PROMPT. Extract every line of the material that holds the string "title".

--- --- ---

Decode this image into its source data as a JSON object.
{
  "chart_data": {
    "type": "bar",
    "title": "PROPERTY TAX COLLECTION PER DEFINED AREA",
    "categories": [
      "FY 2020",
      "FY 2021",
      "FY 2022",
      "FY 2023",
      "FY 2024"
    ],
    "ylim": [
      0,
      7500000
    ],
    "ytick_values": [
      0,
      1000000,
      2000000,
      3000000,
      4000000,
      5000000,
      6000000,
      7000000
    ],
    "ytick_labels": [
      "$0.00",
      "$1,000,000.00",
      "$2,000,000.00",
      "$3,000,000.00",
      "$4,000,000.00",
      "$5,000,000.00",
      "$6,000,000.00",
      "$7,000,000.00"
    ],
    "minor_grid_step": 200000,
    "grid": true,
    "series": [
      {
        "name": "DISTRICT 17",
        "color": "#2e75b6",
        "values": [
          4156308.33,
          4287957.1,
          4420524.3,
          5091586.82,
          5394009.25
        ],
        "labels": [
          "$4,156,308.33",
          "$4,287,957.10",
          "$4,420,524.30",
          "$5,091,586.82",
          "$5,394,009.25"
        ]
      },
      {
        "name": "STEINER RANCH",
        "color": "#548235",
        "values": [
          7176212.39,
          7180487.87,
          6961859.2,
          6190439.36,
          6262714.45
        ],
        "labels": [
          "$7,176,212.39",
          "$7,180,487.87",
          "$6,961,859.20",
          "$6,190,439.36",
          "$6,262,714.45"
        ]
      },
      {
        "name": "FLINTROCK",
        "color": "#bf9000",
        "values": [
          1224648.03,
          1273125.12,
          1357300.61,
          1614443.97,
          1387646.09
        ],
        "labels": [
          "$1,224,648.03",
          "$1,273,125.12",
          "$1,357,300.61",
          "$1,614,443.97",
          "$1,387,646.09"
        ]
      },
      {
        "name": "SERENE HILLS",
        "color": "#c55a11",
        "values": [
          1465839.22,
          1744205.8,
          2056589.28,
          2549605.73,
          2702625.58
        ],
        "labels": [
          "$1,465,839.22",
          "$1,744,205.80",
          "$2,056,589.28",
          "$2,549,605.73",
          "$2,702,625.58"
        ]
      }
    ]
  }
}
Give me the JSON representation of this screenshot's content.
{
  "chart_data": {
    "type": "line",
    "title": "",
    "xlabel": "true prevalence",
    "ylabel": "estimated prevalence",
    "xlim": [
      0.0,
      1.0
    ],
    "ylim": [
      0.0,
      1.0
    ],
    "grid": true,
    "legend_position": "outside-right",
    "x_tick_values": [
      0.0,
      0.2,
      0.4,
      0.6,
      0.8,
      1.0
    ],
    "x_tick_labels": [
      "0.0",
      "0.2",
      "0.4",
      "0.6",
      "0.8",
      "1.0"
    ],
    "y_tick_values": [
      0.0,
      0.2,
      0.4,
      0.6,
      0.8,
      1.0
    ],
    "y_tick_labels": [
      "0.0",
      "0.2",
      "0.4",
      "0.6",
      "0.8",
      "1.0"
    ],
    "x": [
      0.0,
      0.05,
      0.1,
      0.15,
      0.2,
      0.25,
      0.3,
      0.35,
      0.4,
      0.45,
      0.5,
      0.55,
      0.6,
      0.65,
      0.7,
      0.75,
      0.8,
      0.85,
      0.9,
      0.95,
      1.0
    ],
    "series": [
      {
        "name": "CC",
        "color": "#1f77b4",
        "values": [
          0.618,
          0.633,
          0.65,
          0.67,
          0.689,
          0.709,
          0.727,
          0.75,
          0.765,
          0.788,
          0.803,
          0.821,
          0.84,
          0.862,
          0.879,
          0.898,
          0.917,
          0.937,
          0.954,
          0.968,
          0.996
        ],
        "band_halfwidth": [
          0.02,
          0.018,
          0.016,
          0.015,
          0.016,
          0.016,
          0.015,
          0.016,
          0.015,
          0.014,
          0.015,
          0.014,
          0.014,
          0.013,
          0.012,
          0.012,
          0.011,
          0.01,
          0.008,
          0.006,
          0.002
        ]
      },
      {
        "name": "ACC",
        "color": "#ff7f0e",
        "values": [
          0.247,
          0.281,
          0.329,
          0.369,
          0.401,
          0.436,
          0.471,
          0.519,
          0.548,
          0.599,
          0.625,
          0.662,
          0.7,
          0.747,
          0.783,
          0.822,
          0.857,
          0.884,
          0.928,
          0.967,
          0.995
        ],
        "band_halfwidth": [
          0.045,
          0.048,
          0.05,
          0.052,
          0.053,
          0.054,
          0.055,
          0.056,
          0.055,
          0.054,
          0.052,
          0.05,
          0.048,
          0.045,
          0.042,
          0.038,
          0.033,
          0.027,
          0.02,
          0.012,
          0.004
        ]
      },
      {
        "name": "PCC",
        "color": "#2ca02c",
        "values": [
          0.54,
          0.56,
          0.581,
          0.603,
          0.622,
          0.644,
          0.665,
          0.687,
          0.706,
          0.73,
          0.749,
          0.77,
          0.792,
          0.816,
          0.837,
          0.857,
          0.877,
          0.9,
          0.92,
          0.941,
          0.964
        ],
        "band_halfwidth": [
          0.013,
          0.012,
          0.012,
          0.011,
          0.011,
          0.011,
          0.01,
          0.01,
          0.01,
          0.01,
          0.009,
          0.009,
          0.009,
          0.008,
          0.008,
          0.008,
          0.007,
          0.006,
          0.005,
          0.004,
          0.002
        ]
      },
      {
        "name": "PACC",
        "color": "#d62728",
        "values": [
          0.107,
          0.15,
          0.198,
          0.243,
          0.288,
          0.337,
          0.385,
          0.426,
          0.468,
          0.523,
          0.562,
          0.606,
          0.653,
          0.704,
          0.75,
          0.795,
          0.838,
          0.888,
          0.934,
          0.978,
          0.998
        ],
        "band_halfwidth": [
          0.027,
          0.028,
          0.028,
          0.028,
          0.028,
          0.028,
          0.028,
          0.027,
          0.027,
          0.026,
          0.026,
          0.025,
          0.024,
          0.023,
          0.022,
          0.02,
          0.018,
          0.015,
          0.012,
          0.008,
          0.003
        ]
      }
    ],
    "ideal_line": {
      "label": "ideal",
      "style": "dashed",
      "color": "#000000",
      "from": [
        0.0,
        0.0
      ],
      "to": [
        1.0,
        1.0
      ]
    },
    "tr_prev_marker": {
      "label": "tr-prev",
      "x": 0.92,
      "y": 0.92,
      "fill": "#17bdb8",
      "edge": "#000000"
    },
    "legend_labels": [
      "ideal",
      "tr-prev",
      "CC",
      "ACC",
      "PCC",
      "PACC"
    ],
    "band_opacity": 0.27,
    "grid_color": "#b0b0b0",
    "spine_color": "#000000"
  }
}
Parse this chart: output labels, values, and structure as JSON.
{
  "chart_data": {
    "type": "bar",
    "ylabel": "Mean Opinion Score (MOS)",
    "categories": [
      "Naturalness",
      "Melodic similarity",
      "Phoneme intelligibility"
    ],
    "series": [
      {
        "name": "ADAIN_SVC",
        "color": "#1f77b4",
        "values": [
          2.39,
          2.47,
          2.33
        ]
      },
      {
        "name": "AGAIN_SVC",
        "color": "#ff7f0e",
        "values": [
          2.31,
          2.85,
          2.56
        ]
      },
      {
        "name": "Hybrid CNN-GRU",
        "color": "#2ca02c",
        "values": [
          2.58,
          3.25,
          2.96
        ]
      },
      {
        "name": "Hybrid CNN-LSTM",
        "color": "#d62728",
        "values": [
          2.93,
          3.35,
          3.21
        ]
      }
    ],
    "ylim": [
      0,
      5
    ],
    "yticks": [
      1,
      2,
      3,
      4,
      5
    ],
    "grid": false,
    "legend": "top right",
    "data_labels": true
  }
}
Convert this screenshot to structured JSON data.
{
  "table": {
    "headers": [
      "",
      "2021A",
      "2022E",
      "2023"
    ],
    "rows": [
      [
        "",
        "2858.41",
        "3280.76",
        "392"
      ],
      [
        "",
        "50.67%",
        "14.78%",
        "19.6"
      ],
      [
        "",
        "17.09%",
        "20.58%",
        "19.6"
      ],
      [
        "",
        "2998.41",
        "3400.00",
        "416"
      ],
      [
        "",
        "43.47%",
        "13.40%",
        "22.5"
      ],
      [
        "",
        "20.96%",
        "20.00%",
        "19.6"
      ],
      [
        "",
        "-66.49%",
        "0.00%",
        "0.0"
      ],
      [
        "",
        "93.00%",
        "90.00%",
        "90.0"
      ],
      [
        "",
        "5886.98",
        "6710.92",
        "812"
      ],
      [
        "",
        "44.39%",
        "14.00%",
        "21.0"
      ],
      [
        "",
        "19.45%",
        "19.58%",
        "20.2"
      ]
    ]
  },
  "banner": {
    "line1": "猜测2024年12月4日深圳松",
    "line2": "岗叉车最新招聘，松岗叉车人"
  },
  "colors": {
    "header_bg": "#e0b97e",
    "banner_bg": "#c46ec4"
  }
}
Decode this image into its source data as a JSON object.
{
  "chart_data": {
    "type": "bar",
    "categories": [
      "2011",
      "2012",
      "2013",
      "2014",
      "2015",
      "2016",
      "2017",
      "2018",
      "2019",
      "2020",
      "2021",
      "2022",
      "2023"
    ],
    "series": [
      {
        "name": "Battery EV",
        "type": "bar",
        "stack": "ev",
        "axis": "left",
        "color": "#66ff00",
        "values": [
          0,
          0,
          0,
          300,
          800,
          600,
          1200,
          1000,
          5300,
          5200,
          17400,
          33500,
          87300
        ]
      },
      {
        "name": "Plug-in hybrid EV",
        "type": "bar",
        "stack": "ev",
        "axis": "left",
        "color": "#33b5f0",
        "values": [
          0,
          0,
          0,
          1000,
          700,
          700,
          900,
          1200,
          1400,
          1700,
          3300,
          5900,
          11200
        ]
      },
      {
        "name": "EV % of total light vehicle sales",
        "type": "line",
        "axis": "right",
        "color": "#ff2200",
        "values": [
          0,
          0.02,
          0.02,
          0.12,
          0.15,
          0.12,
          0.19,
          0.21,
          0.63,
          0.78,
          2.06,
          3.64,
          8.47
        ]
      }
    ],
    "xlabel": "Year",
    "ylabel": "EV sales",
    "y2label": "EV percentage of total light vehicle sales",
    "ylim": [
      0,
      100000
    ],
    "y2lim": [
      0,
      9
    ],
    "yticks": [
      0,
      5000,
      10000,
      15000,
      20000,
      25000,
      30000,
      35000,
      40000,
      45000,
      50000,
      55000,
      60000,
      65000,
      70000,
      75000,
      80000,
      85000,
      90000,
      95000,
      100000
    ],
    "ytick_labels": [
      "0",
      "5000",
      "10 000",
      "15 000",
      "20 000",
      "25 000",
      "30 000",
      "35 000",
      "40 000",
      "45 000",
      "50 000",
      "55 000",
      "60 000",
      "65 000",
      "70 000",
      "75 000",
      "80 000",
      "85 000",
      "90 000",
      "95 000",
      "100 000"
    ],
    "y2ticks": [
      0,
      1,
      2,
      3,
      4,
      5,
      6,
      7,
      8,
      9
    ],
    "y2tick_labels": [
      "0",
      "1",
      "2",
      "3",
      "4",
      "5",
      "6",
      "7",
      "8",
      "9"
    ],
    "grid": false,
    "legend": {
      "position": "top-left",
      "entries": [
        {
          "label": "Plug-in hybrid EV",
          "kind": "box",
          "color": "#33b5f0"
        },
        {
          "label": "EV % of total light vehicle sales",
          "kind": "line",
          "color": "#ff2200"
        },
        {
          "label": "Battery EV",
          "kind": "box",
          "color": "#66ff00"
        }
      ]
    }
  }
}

--- --- ---

WRITTEN RESPONSE.
    "title": "PROPERTY TAX COLLECTION PER DEFINED AREA",
    "title": "",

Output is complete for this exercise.